Copy out all lines in the data below containing the string "TradingView".

RECORDS FOR PROCESSING:
=====

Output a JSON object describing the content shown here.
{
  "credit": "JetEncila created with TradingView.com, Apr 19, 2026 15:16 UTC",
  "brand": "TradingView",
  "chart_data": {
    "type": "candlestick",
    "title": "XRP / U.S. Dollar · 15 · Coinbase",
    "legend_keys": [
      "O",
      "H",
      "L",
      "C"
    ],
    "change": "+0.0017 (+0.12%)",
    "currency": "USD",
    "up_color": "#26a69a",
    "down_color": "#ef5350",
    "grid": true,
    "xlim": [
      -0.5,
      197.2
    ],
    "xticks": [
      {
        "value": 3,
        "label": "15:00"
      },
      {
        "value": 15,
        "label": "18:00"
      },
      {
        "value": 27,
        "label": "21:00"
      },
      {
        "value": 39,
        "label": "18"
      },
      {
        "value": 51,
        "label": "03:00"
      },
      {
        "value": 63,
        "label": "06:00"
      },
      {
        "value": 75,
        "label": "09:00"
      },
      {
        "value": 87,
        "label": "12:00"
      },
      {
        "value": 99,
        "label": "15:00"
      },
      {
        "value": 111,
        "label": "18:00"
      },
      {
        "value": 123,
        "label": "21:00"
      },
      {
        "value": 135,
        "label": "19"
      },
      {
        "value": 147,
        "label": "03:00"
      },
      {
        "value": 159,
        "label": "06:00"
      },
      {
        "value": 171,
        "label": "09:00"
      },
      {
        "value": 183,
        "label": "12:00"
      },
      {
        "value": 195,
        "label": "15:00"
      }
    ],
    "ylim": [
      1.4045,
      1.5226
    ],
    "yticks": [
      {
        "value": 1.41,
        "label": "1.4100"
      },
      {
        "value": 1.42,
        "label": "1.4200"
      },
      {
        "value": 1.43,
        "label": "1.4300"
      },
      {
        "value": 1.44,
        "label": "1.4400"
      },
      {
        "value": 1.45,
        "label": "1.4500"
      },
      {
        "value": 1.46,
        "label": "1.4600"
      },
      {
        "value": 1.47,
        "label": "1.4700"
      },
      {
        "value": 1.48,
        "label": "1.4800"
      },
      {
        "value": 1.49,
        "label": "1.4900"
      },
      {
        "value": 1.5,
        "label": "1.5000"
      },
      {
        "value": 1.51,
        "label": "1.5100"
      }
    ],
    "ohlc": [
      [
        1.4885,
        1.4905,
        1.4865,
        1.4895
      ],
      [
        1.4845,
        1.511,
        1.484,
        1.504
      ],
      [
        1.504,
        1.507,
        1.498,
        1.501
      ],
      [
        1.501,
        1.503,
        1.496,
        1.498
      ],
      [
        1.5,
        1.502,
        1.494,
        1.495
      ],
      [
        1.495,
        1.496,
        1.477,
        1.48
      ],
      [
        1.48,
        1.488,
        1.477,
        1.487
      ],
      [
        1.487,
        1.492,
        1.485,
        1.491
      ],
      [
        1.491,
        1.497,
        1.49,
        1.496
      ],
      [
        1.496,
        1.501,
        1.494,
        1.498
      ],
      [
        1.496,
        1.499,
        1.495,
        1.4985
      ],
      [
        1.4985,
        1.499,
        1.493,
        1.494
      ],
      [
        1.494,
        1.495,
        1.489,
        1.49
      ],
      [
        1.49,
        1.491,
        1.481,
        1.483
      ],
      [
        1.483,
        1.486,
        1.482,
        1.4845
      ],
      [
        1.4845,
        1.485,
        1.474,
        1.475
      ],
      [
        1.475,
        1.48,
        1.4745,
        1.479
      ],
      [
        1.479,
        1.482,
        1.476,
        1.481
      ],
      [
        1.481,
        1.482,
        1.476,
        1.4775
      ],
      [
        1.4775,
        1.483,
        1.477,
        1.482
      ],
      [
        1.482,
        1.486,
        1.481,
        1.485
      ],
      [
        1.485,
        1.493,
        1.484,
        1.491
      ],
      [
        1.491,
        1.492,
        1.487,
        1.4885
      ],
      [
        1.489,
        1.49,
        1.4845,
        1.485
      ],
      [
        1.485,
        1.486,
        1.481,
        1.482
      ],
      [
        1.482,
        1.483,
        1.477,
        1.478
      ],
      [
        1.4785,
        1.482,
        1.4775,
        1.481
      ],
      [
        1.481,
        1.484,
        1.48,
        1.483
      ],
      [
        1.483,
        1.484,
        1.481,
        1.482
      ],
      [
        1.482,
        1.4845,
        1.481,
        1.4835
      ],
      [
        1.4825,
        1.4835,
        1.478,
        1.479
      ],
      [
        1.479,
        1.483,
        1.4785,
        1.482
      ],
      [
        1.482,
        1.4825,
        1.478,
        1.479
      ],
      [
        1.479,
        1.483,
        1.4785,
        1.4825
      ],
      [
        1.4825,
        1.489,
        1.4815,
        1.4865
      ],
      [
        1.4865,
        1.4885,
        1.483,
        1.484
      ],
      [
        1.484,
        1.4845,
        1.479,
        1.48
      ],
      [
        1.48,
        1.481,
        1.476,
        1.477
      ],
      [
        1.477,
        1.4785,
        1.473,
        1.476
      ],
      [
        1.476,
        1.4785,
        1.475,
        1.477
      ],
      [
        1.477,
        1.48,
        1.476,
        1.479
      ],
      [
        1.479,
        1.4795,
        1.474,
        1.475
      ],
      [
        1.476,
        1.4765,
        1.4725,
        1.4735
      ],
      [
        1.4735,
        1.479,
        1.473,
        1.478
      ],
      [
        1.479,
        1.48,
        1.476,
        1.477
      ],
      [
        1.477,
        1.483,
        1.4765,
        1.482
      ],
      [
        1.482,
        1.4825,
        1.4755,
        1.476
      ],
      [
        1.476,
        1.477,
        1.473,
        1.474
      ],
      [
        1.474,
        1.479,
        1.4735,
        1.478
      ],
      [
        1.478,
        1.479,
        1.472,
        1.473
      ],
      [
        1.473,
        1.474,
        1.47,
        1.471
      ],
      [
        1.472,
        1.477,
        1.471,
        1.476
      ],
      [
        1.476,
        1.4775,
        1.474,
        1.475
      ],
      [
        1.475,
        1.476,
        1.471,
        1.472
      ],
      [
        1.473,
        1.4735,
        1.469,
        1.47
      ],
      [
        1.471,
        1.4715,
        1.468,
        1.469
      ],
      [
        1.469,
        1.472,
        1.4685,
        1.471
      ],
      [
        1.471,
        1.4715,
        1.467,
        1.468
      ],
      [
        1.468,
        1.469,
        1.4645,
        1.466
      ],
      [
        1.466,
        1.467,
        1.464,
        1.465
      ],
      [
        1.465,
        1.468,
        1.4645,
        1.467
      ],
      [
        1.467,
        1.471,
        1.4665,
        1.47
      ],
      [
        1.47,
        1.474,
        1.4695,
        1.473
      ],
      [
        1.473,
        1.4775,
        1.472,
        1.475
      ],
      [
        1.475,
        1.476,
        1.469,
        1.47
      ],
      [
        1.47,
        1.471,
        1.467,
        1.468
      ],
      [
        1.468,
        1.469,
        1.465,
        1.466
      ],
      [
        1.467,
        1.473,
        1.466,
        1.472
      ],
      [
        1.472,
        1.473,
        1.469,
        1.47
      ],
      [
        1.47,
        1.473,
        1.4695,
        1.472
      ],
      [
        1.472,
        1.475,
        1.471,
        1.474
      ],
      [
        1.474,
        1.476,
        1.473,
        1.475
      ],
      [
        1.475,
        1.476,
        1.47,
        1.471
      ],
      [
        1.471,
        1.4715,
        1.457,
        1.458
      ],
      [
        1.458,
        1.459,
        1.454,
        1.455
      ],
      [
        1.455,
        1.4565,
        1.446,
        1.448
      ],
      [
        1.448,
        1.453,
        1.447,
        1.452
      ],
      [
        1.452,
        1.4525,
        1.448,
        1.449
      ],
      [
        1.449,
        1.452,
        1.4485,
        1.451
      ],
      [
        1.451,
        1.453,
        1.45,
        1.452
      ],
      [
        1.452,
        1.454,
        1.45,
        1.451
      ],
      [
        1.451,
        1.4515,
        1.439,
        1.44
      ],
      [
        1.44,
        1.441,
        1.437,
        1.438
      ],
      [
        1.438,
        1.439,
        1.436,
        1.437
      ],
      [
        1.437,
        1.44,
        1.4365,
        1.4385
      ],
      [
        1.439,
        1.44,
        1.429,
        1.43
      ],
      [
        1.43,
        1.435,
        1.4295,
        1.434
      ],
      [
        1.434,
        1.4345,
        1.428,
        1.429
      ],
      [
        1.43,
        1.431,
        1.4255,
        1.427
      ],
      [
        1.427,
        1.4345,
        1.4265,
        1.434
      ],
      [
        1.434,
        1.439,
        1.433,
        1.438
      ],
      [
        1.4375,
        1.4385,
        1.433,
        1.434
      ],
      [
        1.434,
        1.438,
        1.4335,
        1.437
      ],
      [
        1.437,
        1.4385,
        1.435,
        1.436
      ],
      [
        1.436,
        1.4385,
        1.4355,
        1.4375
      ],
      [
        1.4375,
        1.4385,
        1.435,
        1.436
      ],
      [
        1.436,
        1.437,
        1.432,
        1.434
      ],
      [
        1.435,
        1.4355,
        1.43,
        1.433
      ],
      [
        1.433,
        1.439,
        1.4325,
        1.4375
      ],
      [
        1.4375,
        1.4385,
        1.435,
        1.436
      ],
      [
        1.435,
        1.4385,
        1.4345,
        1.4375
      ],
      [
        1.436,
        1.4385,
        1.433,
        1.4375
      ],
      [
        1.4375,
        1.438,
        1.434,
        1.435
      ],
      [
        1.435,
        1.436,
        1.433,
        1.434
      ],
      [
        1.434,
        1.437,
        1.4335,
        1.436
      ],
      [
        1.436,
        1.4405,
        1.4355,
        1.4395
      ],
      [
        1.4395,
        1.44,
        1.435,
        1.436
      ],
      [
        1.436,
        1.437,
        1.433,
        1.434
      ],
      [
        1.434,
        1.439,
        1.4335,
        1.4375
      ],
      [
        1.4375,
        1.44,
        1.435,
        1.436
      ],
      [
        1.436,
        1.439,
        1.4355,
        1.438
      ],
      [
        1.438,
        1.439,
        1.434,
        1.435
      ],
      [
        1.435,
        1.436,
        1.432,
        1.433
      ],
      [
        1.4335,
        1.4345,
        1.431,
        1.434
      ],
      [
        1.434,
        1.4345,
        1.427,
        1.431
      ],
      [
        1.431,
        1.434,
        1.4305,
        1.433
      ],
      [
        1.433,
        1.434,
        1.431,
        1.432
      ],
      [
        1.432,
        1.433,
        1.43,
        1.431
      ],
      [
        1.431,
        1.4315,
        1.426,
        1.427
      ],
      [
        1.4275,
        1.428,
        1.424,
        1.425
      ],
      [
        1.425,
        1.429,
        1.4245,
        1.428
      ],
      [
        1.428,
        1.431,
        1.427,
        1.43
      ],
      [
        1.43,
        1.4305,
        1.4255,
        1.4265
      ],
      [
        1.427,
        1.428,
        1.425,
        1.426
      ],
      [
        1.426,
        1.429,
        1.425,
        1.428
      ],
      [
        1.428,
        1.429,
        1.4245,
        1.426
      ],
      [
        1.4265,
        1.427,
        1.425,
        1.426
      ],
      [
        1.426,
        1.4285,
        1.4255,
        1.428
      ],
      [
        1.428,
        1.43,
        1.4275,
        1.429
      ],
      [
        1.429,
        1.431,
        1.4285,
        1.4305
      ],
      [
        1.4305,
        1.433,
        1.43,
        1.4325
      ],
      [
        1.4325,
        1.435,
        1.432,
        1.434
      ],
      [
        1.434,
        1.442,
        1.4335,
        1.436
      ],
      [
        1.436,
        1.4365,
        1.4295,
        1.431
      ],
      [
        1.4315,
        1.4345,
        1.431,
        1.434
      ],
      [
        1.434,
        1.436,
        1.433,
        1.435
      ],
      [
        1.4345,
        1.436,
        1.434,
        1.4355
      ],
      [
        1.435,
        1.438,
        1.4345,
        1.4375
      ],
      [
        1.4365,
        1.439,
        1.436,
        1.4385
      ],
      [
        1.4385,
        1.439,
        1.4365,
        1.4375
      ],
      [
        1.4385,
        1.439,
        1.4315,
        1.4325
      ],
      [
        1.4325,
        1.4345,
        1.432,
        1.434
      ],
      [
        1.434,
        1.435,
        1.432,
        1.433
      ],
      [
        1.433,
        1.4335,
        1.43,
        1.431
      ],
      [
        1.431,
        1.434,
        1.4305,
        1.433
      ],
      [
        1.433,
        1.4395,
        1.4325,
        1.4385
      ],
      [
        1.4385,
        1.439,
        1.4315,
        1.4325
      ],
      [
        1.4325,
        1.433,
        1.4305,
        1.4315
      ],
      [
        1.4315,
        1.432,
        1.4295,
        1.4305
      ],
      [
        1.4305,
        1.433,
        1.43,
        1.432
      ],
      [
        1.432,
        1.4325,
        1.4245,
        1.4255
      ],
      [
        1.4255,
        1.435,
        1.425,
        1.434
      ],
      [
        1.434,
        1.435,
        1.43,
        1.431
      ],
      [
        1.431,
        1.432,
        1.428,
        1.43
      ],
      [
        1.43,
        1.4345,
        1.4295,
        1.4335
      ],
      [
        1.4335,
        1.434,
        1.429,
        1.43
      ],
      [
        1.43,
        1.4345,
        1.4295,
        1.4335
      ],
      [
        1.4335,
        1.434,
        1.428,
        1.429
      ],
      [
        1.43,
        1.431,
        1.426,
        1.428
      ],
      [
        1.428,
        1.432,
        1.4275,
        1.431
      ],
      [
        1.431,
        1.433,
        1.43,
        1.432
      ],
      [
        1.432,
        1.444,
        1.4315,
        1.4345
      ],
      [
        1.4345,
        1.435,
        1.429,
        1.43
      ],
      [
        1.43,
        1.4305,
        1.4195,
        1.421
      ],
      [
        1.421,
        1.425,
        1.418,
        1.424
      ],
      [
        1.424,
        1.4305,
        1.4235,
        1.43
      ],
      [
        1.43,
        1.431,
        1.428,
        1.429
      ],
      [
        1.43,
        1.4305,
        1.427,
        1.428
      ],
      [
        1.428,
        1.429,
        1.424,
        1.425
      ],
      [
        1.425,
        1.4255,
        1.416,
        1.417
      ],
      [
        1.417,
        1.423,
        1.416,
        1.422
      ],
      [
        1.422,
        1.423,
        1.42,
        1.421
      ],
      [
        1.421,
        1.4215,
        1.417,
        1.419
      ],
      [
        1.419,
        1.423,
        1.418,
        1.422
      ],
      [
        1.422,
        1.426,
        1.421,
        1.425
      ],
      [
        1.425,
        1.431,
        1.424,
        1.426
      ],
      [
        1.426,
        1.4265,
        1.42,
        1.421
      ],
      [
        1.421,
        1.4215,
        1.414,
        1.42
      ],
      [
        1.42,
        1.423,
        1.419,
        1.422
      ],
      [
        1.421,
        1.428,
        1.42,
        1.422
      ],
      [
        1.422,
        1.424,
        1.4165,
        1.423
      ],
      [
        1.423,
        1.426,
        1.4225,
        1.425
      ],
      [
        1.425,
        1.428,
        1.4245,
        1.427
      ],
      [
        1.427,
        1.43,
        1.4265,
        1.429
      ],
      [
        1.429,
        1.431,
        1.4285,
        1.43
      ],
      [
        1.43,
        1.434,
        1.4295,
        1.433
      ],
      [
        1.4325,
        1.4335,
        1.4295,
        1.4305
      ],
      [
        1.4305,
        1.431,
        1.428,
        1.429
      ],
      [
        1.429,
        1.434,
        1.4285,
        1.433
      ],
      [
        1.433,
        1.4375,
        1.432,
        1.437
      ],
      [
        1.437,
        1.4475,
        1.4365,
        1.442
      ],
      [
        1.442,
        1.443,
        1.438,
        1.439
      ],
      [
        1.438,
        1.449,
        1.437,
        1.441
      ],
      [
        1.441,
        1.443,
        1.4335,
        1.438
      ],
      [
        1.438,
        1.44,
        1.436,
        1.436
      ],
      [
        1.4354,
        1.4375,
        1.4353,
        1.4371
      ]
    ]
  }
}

=====

RESULT FOR THIS TASK:
  "credit": "JetEncila created with TradingView.com, Apr 19, 2026 15:16 UTC",
  "brand": "TradingView",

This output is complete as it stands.